PROBLEM DETAILS:
Below is a listing to transcribe in full and exactly; keep the pictures out.

* begin DATASET ENTRIES *

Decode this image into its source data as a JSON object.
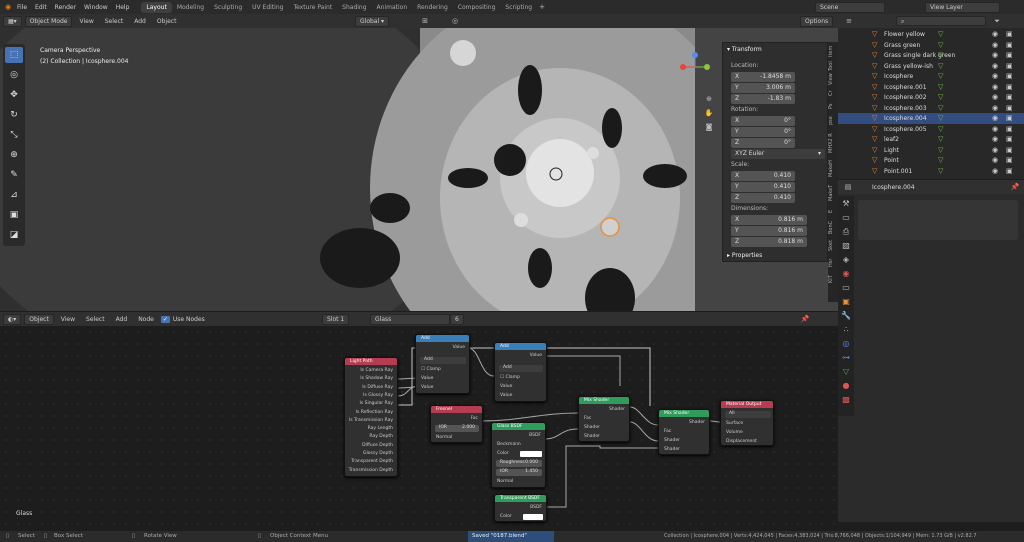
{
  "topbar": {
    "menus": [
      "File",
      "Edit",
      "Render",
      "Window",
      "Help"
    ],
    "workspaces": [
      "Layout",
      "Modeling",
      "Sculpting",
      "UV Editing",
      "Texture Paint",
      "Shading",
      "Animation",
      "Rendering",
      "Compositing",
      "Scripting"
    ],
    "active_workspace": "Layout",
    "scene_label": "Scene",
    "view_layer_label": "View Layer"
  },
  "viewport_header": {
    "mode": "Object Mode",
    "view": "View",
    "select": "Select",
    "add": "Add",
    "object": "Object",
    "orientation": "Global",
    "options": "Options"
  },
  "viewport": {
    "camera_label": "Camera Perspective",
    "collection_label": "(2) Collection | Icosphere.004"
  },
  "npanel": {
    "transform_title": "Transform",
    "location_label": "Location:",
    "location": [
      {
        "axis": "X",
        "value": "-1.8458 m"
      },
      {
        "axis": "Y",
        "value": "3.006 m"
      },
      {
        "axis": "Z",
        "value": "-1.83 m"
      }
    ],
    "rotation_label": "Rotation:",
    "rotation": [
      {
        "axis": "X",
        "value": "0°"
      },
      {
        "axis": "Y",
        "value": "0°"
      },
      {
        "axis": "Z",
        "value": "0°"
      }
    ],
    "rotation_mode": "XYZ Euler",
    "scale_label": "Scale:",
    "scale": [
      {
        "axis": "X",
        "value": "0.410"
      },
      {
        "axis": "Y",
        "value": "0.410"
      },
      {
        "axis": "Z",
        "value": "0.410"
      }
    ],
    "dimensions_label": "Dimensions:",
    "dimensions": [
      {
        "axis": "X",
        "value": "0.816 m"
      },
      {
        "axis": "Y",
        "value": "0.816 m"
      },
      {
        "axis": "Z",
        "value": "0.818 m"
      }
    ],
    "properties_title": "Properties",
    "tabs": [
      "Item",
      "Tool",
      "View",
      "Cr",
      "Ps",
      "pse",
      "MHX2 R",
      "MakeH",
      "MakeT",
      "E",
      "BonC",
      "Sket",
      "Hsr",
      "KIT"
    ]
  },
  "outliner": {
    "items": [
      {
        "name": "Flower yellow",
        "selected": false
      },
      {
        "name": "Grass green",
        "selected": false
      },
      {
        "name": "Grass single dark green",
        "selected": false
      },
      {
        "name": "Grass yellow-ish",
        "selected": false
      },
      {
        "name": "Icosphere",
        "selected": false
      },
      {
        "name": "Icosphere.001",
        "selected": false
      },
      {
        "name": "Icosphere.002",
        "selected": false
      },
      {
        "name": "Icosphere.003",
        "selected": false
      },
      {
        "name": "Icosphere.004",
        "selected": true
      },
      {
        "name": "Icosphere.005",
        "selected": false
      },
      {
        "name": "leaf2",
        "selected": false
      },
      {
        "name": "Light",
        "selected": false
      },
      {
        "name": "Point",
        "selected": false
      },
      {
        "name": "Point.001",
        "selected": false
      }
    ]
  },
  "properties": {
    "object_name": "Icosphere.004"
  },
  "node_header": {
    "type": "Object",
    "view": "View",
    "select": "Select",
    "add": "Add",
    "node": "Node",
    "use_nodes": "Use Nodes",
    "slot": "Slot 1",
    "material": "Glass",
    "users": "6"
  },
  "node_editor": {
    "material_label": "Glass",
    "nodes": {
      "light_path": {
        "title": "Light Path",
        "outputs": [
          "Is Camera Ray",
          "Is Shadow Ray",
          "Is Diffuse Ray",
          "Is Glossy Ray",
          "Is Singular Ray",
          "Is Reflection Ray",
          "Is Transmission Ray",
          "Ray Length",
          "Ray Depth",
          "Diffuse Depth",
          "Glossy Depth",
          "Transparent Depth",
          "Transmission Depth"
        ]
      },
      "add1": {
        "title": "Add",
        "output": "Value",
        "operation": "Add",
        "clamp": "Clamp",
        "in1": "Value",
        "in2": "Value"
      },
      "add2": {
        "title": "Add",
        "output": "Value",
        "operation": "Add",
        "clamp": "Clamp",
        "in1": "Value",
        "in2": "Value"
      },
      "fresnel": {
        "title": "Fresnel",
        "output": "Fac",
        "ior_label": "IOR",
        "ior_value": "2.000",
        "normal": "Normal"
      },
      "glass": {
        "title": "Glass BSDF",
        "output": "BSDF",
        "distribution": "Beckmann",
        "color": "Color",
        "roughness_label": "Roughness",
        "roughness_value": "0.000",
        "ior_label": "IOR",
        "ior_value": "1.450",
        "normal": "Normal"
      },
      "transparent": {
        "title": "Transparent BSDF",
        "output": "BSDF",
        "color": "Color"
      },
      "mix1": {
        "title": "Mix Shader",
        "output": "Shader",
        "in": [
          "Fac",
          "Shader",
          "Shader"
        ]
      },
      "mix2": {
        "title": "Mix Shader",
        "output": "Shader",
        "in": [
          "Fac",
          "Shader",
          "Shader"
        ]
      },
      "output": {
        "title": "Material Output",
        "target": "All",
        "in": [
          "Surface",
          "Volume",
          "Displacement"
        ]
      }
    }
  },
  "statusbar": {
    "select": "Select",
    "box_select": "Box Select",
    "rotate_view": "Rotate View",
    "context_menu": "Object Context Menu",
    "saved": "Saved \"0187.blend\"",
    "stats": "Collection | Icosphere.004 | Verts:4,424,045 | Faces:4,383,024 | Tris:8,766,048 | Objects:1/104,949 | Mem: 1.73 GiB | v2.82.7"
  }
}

* end DATASET ENTRIES *

EXPECTED OUTPUT:
Decode this image into its source data as a JSON object.
{
  "topbar": {
    "menus": [
      "File",
      "Edit",
      "Render",
      "Window",
      "Help"
    ],
    "workspaces": [
      "Layout",
      "Modeling",
      "Sculpting",
      "UV Editing",
      "Texture Paint",
      "Shading",
      "Animation",
      "Rendering",
      "Compositing",
      "Scripting"
    ],
    "active_workspace": "Layout",
    "scene_label": "Scene",
    "view_layer_label": "View Layer"
  },
  "viewport_header": {
    "mode": "Object Mode",
    "view": "View",
    "select": "Select",
    "add": "Add",
    "object": "Object",
    "orientation": "Global",
    "options": "Options"
  },
  "viewport": {
    "camera_label": "Camera Perspective",
    "collection_label": "(2) Collection | Icosphere.004"
  },
  "npanel": {
    "transform_title": "Transform",
    "location_label": "Location:",
    "location": [
      {
        "axis": "X",
        "value": "-1.8458 m"
      },
      {
        "axis": "Y",
        "value": "3.006 m"
      },
      {
        "axis": "Z",
        "value": "-1.83 m"
      }
    ],
    "rotation_label": "Rotation:",
    "rotation": [
      {
        "axis": "X",
        "value": "0°"
      },
      {
        "axis": "Y",
        "value": "0°"
      },
      {
        "axis": "Z",
        "value": "0°"
      }
    ],
    "rotation_mode": "XYZ Euler",
    "scale_label": "Scale:",
    "scale": [
      {
        "axis": "X",
        "value": "0.410"
      },
      {
        "axis": "Y",
        "value": "0.410"
      },
      {
        "axis": "Z",
        "value": "0.410"
      }
    ],
    "dimensions_label": "Dimensions:",
    "dimensions": [
      {
        "axis": "X",
        "value": "0.816 m"
      },
      {
        "axis": "Y",
        "value": "0.816 m"
      },
      {
        "axis": "Z",
        "value": "0.818 m"
      }
    ],
    "properties_title": "Properties",
    "tabs": [
      "Item",
      "Tool",
      "View",
      "Cr",
      "Ps",
      "pse",
      "MHX2 R",
      "MakeH",
      "MakeT",
      "E",
      "BonC",
      "Sket",
      "Hsr",
      "KIT"
    ]
  },
  "outliner": {
    "items": [
      {
        "name": "Flower yellow",
        "selected": false
      },
      {
        "name": "Grass green",
        "selected": false
      },
      {
        "name": "Grass single dark green",
        "selected": false
      },
      {
        "name": "Grass yellow-ish",
        "selected": false
      },
      {
        "name": "Icosphere",
        "selected": false
      },
      {
        "name": "Icosphere.001",
        "selected": false
      },
      {
        "name": "Icosphere.002",
        "selected": false
      },
      {
        "name": "Icosphere.003",
        "selected": false
      },
      {
        "name": "Icosphere.004",
        "selected": true
      },
      {
        "name": "Icosphere.005",
        "selected": false
      },
      {
        "name": "leaf2",
        "selected": false
      },
      {
        "name": "Light",
        "selected": false
      },
      {
        "name": "Point",
        "selected": false
      },
      {
        "name": "Point.001",
        "selected": false
      }
    ]
  },
  "properties": {
    "object_name": "Icosphere.004"
  },
  "node_header": {
    "type": "Object",
    "view": "View",
    "select": "Select",
    "add": "Add",
    "node": "Node",
    "use_nodes": "Use Nodes",
    "slot": "Slot 1",
    "material": "Glass",
    "users": "6"
  },
  "node_editor": {
    "material_label": "Glass",
    "nodes": {
      "light_path": {
        "title": "Light Path",
        "outputs": [
          "Is Camera Ray",
          "Is Shadow Ray",
          "Is Diffuse Ray",
          "Is Glossy Ray",
          "Is Singular Ray",
          "Is Reflection Ray",
          "Is Transmission Ray",
          "Ray Length",
          "Ray Depth",
          "Diffuse Depth",
          "Glossy Depth",
          "Transparent Depth",
          "Transmission Depth"
        ]
      },
      "add1": {
        "title": "Add",
        "output": "Value",
        "operation": "Add",
        "clamp": "Clamp",
        "in1": "Value",
        "in2": "Value"
      },
      "add2": {
        "title": "Add",
        "output": "Value",
        "operation": "Add",
        "clamp": "Clamp",
        "in1": "Value",
        "in2": "Value"
      },
      "fresnel": {
        "title": "Fresnel",
        "output": "Fac",
        "ior_label": "IOR",
        "ior_value": "2.000",
        "normal": "Normal"
      },
      "glass": {
        "title": "Glass BSDF",
        "output": "BSDF",
        "distribution": "Beckmann",
        "color": "Color",
        "roughness_label": "Roughness",
        "roughness_value": "0.000",
        "ior_label": "IOR",
        "ior_value": "1.450",
        "normal": "Normal"
      },
      "transparent": {
        "title": "Transparent BSDF",
        "output": "BSDF",
        "color": "Color"
      },
      "mix1": {
        "title": "Mix Shader",
        "output": "Shader",
        "in": [
          "Fac",
          "Shader",
          "Shader"
        ]
      },
      "mix2": {
        "title": "Mix Shader",
        "output": "Shader",
        "in": [
          "Fac",
          "Shader",
          "Shader"
        ]
      },
      "output": {
        "title": "Material Output",
        "target": "All",
        "in": [
          "Surface",
          "Volume",
          "Displacement"
        ]
      }
    }
  },
  "statusbar": {
    "select": "Select",
    "box_select": "Box Select",
    "rotate_view": "Rotate View",
    "context_menu": "Object Context Menu",
    "saved": "Saved \"0187.blend\"",
    "stats": "Collection | Icosphere.004 | Verts:4,424,045 | Faces:4,383,024 | Tris:8,766,048 | Objects:1/104,949 | Mem: 1.73 GiB | v2.82.7"
  }
}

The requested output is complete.